# DIRECTIVE
Send each entry back exactly as given, pictures excluded.
^^^^^^^^^^^^^^^^
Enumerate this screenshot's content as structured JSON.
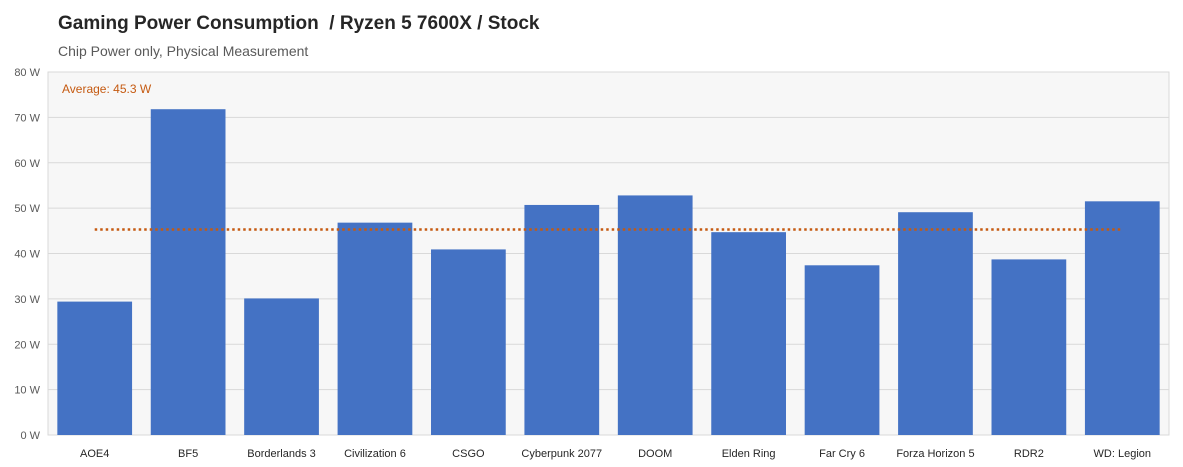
{
  "chart_data": {
    "type": "bar",
    "title": "Gaming Power Consumption  / Ryzen 5 7600X / Stock",
    "subtitle": "Chip Power only, Physical Measurement",
    "categories": [
      "AOE4",
      "BF5",
      "Borderlands 3",
      "Civilization 6",
      "CSGO",
      "Cyberpunk 2077",
      "DOOM",
      "Elden Ring",
      "Far Cry 6",
      "Forza Horizon 5",
      "RDR2",
      "WD: Legion"
    ],
    "values": [
      29.4,
      71.8,
      30.1,
      46.8,
      40.9,
      50.7,
      52.8,
      44.7,
      37.4,
      49.1,
      38.7,
      51.5
    ],
    "ylim": [
      0,
      80
    ],
    "yticks": [
      "0 W",
      "10 W",
      "20 W",
      "30 W",
      "40 W",
      "50 W",
      "60 W",
      "70 W",
      "80 W"
    ],
    "average": {
      "value": 45.3,
      "label": "Average: 45.3 W"
    },
    "grid": true,
    "colors": {
      "bar": "#4472c4",
      "average": "#c55a11",
      "grid": "#d9d9d9",
      "plot_bg": "#f7f7f7"
    }
  }
}
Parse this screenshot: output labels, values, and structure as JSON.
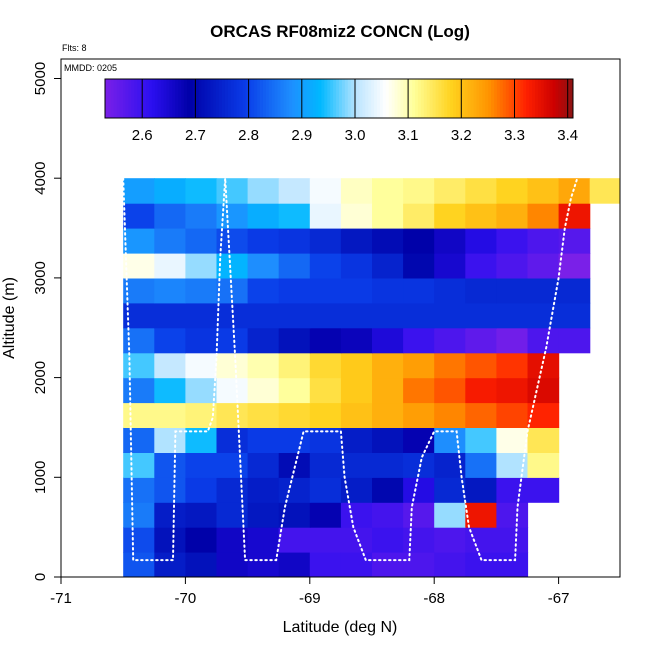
^^^^^^^^^^^^^^^^
# WORKED ANSWER
Enumerate this screenshot's content as structured JSON.
{
  "chart_data": {
    "type": "bar",
    "title": "Gaming Power Consumption  / Ryzen 5 7600X / Stock",
    "subtitle": "Chip Power only, Physical Measurement",
    "categories": [
      "AOE4",
      "BF5",
      "Borderlands 3",
      "Civilization 6",
      "CSGO",
      "Cyberpunk 2077",
      "DOOM",
      "Elden Ring",
      "Far Cry 6",
      "Forza Horizon 5",
      "RDR2",
      "WD: Legion"
    ],
    "values": [
      29.4,
      71.8,
      30.1,
      46.8,
      40.9,
      50.7,
      52.8,
      44.7,
      37.4,
      49.1,
      38.7,
      51.5
    ],
    "ylim": [
      0,
      80
    ],
    "yticks": [
      "0 W",
      "10 W",
      "20 W",
      "30 W",
      "40 W",
      "50 W",
      "60 W",
      "70 W",
      "80 W"
    ],
    "average": {
      "value": 45.3,
      "label": "Average: 45.3 W"
    },
    "grid": true,
    "colors": {
      "bar": "#4472c4",
      "average": "#c55a11",
      "grid": "#d9d9d9",
      "plot_bg": "#f7f7f7"
    }
  }
}
Parse this screenshot: output labels, values, and structure as JSON.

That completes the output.